Written task = Write out the material again word for word, dropping any images it holds.

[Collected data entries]
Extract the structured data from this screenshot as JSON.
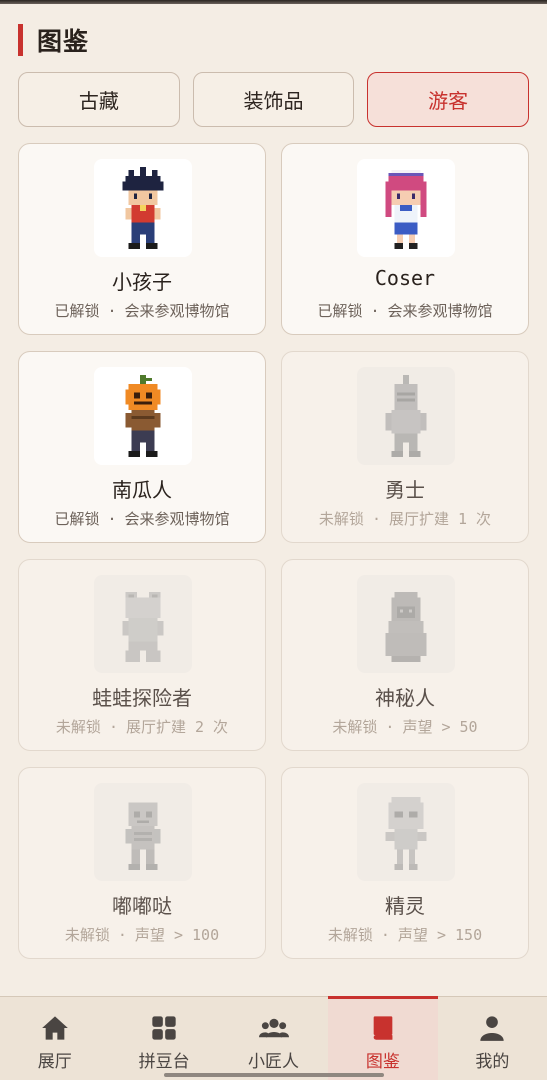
{
  "page": {
    "title": "图鉴"
  },
  "tabs": [
    {
      "label": "古藏",
      "active": false
    },
    {
      "label": "装饰品",
      "active": false
    },
    {
      "label": "游客",
      "active": true
    }
  ],
  "cards": [
    {
      "name": "小孩子",
      "status": "已解锁",
      "condition": "会来参观博物馆",
      "locked": false,
      "sprite": "boy-sprite"
    },
    {
      "name": "Coser",
      "status": "已解锁",
      "condition": "会来参观博物馆",
      "locked": false,
      "sprite": "coser-sprite"
    },
    {
      "name": "南瓜人",
      "status": "已解锁",
      "condition": "会来参观博物馆",
      "locked": false,
      "sprite": "pumpkin-sprite"
    },
    {
      "name": "勇士",
      "status": "未解锁",
      "condition": "展厅扩建 1 次",
      "locked": true,
      "sprite": "knight-sprite"
    },
    {
      "name": "蛙蛙探险者",
      "status": "未解锁",
      "condition": "展厅扩建 2 次",
      "locked": true,
      "sprite": "frog-sprite"
    },
    {
      "name": "神秘人",
      "status": "未解锁",
      "condition": "声望 > 50",
      "locked": true,
      "sprite": "hooded-sprite"
    },
    {
      "name": "嘟嘟哒",
      "status": "未解锁",
      "condition": "声望 > 100",
      "locked": true,
      "sprite": "robot-sprite"
    },
    {
      "name": "精灵",
      "status": "未解锁",
      "condition": "声望 > 150",
      "locked": true,
      "sprite": "spirit-sprite"
    }
  ],
  "nav": [
    {
      "label": "展厅",
      "icon": "home-icon",
      "active": false
    },
    {
      "label": "拼豆台",
      "icon": "grid-icon",
      "active": false
    },
    {
      "label": "小匠人",
      "icon": "people-icon",
      "active": false
    },
    {
      "label": "图鉴",
      "icon": "book-icon",
      "active": true
    },
    {
      "label": "我的",
      "icon": "user-icon",
      "active": false
    }
  ],
  "colors": {
    "accent": "#c8322e",
    "background": "#f4ede4",
    "card": "#fbf8f4"
  },
  "separator": "·"
}
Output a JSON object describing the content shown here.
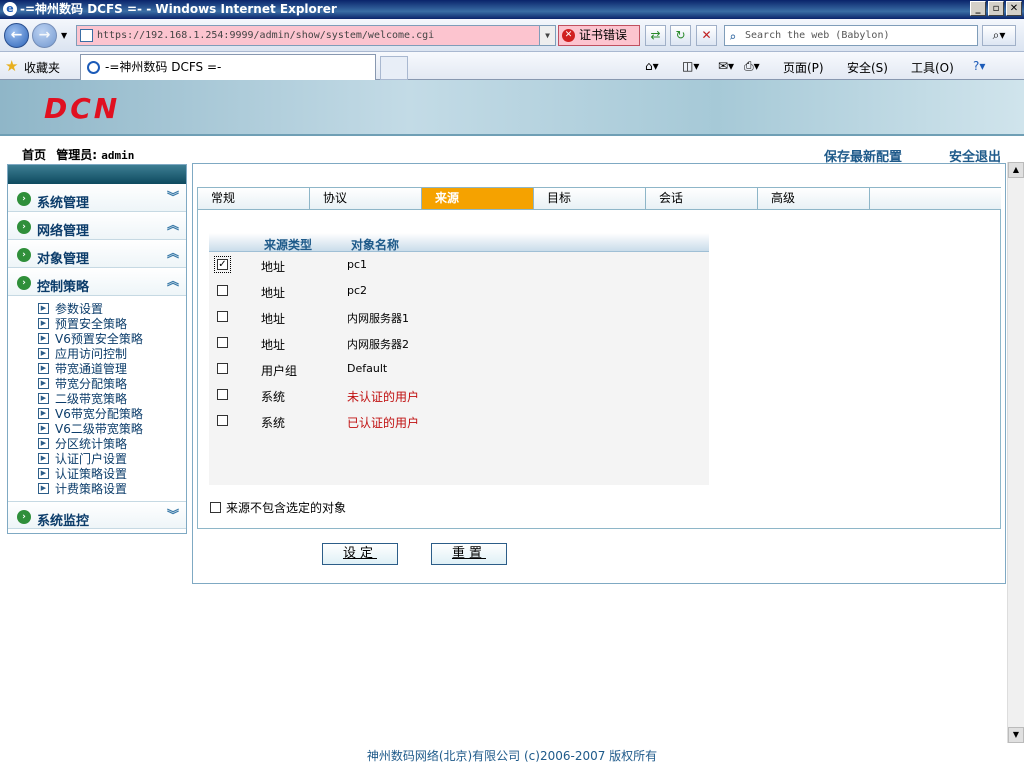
{
  "window": {
    "title": "-=神州数码 DCFS =- - Windows Internet Explorer"
  },
  "browser": {
    "address": "https://192.168.1.254:9999/admin/show/system/welcome.cgi",
    "cert_error": "证书错误",
    "search_placeholder": "Search the web (Babylon)",
    "favorites": "收藏夹",
    "tab_title": "-=神州数码 DCFS =-",
    "menu_page": "页面(P)",
    "menu_safety": "安全(S)",
    "menu_tools": "工具(O)"
  },
  "app": {
    "logo": "DCN",
    "breadcrumb_home": "首页",
    "admin_label": "管理员:",
    "admin_user": "admin",
    "save_config": "保存最新配置",
    "logout": "安全退出"
  },
  "sidebar": {
    "sections": [
      {
        "label": "系统管理"
      },
      {
        "label": "网络管理"
      },
      {
        "label": "对象管理"
      },
      {
        "label": "控制策略"
      }
    ],
    "items": [
      {
        "label": "参数设置"
      },
      {
        "label": "预置安全策略"
      },
      {
        "label": "V6预置安全策略"
      },
      {
        "label": "应用访问控制"
      },
      {
        "label": "带宽通道管理"
      },
      {
        "label": "带宽分配策略"
      },
      {
        "label": "二级带宽策略"
      },
      {
        "label": "V6带宽分配策略"
      },
      {
        "label": "V6二级带宽策略"
      },
      {
        "label": "分区统计策略"
      },
      {
        "label": "认证门户设置"
      },
      {
        "label": "认证策略设置"
      },
      {
        "label": "计费策略设置"
      }
    ],
    "last_section": "系统监控"
  },
  "tabs": [
    {
      "label": "常规"
    },
    {
      "label": "协议"
    },
    {
      "label": "来源"
    },
    {
      "label": "目标"
    },
    {
      "label": "会话"
    },
    {
      "label": "高级"
    }
  ],
  "table": {
    "col_type": "来源类型",
    "col_name": "对象名称",
    "rows": [
      {
        "type": "地址",
        "name": "pc1",
        "checked": true
      },
      {
        "type": "地址",
        "name": "pc2",
        "checked": false
      },
      {
        "type": "地址",
        "name": "内网服务器1",
        "checked": false
      },
      {
        "type": "地址",
        "name": "内网服务器2",
        "checked": false
      },
      {
        "type": "用户组",
        "name": "Default",
        "checked": false
      },
      {
        "type": "系统",
        "name": "未认证的用户",
        "checked": false
      },
      {
        "type": "系统",
        "name": "已认证的用户",
        "checked": false
      }
    ]
  },
  "exclude_label": "来源不包含选定的对象",
  "buttons": {
    "submit": "设定",
    "reset": "重置"
  },
  "footer": "神州数码网络(北京)有限公司 (c)2006-2007 版权所有"
}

The result =
Extract the structured data from this screenshot as JSON.
{
  "page": {
    "title": "图鉴"
  },
  "tabs": [
    {
      "label": "古藏",
      "active": false
    },
    {
      "label": "装饰品",
      "active": false
    },
    {
      "label": "游客",
      "active": true
    }
  ],
  "cards": [
    {
      "name": "小孩子",
      "status": "已解锁",
      "condition": "会来参观博物馆",
      "locked": false,
      "sprite": "boy-sprite"
    },
    {
      "name": "Coser",
      "status": "已解锁",
      "condition": "会来参观博物馆",
      "locked": false,
      "sprite": "coser-sprite"
    },
    {
      "name": "南瓜人",
      "status": "已解锁",
      "condition": "会来参观博物馆",
      "locked": false,
      "sprite": "pumpkin-sprite"
    },
    {
      "name": "勇士",
      "status": "未解锁",
      "condition": "展厅扩建 1 次",
      "locked": true,
      "sprite": "knight-sprite"
    },
    {
      "name": "蛙蛙探险者",
      "status": "未解锁",
      "condition": "展厅扩建 2 次",
      "locked": true,
      "sprite": "frog-sprite"
    },
    {
      "name": "神秘人",
      "status": "未解锁",
      "condition": "声望 > 50",
      "locked": true,
      "sprite": "hooded-sprite"
    },
    {
      "name": "嘟嘟哒",
      "status": "未解锁",
      "condition": "声望 > 100",
      "locked": true,
      "sprite": "robot-sprite"
    },
    {
      "name": "精灵",
      "status": "未解锁",
      "condition": "声望 > 150",
      "locked": true,
      "sprite": "spirit-sprite"
    }
  ],
  "nav": [
    {
      "label": "展厅",
      "icon": "home-icon",
      "active": false
    },
    {
      "label": "拼豆台",
      "icon": "grid-icon",
      "active": false
    },
    {
      "label": "小匠人",
      "icon": "people-icon",
      "active": false
    },
    {
      "label": "图鉴",
      "icon": "book-icon",
      "active": true
    },
    {
      "label": "我的",
      "icon": "user-icon",
      "active": false
    }
  ],
  "colors": {
    "accent": "#c8322e",
    "background": "#f4ede4",
    "card": "#fbf8f4"
  },
  "separator": "·"
}
Output a JSON object describing the content shown here.
{
  "window": {
    "title": "-=神州数码 DCFS =- - Windows Internet Explorer"
  },
  "browser": {
    "address": "https://192.168.1.254:9999/admin/show/system/welcome.cgi",
    "cert_error": "证书错误",
    "search_placeholder": "Search the web (Babylon)",
    "favorites": "收藏夹",
    "tab_title": "-=神州数码 DCFS =-",
    "menu_page": "页面(P)",
    "menu_safety": "安全(S)",
    "menu_tools": "工具(O)"
  },
  "app": {
    "logo": "DCN",
    "breadcrumb_home": "首页",
    "admin_label": "管理员:",
    "admin_user": "admin",
    "save_config": "保存最新配置",
    "logout": "安全退出"
  },
  "sidebar": {
    "sections": [
      {
        "label": "系统管理"
      },
      {
        "label": "网络管理"
      },
      {
        "label": "对象管理"
      },
      {
        "label": "控制策略"
      }
    ],
    "items": [
      {
        "label": "参数设置"
      },
      {
        "label": "预置安全策略"
      },
      {
        "label": "V6预置安全策略"
      },
      {
        "label": "应用访问控制"
      },
      {
        "label": "带宽通道管理"
      },
      {
        "label": "带宽分配策略"
      },
      {
        "label": "二级带宽策略"
      },
      {
        "label": "V6带宽分配策略"
      },
      {
        "label": "V6二级带宽策略"
      },
      {
        "label": "分区统计策略"
      },
      {
        "label": "认证门户设置"
      },
      {
        "label": "认证策略设置"
      },
      {
        "label": "计费策略设置"
      }
    ],
    "last_section": "系统监控"
  },
  "tabs": [
    {
      "label": "常规"
    },
    {
      "label": "协议"
    },
    {
      "label": "来源"
    },
    {
      "label": "目标"
    },
    {
      "label": "会话"
    },
    {
      "label": "高级"
    }
  ],
  "table": {
    "col_type": "来源类型",
    "col_name": "对象名称",
    "rows": [
      {
        "type": "地址",
        "name": "pc1",
        "checked": true
      },
      {
        "type": "地址",
        "name": "pc2",
        "checked": false
      },
      {
        "type": "地址",
        "name": "内网服务器1",
        "checked": false
      },
      {
        "type": "地址",
        "name": "内网服务器2",
        "checked": false
      },
      {
        "type": "用户组",
        "name": "Default",
        "checked": false
      },
      {
        "type": "系统",
        "name": "未认证的用户",
        "checked": false
      },
      {
        "type": "系统",
        "name": "已认证的用户",
        "checked": false
      }
    ]
  },
  "exclude_label": "来源不包含选定的对象",
  "buttons": {
    "submit": "设定",
    "reset": "重置"
  },
  "footer": "神州数码网络(北京)有限公司 (c)2006-2007 版权所有"
}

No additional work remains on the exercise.